EXERCISE GOAL: Starting at the line that contains "What data populates", copy each line through the end of the listing below. Include both ends and output nothing more.

THE INPUT:
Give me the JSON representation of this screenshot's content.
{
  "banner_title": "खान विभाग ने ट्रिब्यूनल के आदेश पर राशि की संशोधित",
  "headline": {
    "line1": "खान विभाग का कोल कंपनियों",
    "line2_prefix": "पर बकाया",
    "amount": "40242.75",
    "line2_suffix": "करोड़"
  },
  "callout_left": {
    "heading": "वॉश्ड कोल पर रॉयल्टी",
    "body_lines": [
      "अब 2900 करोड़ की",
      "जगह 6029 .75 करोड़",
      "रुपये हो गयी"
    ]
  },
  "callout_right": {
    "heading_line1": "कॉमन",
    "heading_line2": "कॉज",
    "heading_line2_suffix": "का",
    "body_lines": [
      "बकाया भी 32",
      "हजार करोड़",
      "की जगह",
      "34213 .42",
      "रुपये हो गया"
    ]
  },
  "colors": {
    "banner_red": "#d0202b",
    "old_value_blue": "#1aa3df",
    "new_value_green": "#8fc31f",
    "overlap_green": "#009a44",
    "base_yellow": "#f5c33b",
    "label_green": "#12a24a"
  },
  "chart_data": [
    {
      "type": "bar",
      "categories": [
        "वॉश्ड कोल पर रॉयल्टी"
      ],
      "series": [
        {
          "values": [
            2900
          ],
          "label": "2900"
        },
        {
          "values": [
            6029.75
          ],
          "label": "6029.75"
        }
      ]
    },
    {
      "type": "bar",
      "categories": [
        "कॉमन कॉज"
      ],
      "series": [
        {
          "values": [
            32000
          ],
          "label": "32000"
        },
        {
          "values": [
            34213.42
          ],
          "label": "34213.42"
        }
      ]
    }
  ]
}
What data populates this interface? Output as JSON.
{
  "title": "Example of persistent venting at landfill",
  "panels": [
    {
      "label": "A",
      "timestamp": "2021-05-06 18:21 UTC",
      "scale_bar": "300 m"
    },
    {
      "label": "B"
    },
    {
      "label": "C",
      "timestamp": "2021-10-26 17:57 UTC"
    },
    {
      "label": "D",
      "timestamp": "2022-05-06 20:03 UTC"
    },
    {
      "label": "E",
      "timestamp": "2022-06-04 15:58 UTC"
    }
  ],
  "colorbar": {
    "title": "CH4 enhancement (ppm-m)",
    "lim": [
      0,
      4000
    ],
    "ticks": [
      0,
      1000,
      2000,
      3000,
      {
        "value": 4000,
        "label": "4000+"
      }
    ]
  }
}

WRITTEN RESPONSE:
What data populates this interface? Output as JSON.
{
  "title": "Example of persistent venting at landfill",
  "panels": [
    {
      "label": "A",
      "timestamp": "2021-05-06 18:21 UTC",
      "scale_bar": "300 m"
    },
    {
      "label": "B"
    },
    {
      "label": "C",
      "timestamp": "2021-10-26 17:57 UTC"
    },
    {
      "label": "D",
      "timestamp": "2022-05-06 20:03 UTC"
    },
    {
      "label": "E",
      "timestamp": "2022-06-04 15:58 UTC"
    }
  ],
  "colorbar": {
    "title": "CH4 enhancement (ppm-m)",
    "lim": [
      0,
      4000
    ],
    "ticks": [
      0,
      1000,
      2000,
      3000,
      {
        "value": 4000,
        "label": "4000+"
      }
    ]
  }
}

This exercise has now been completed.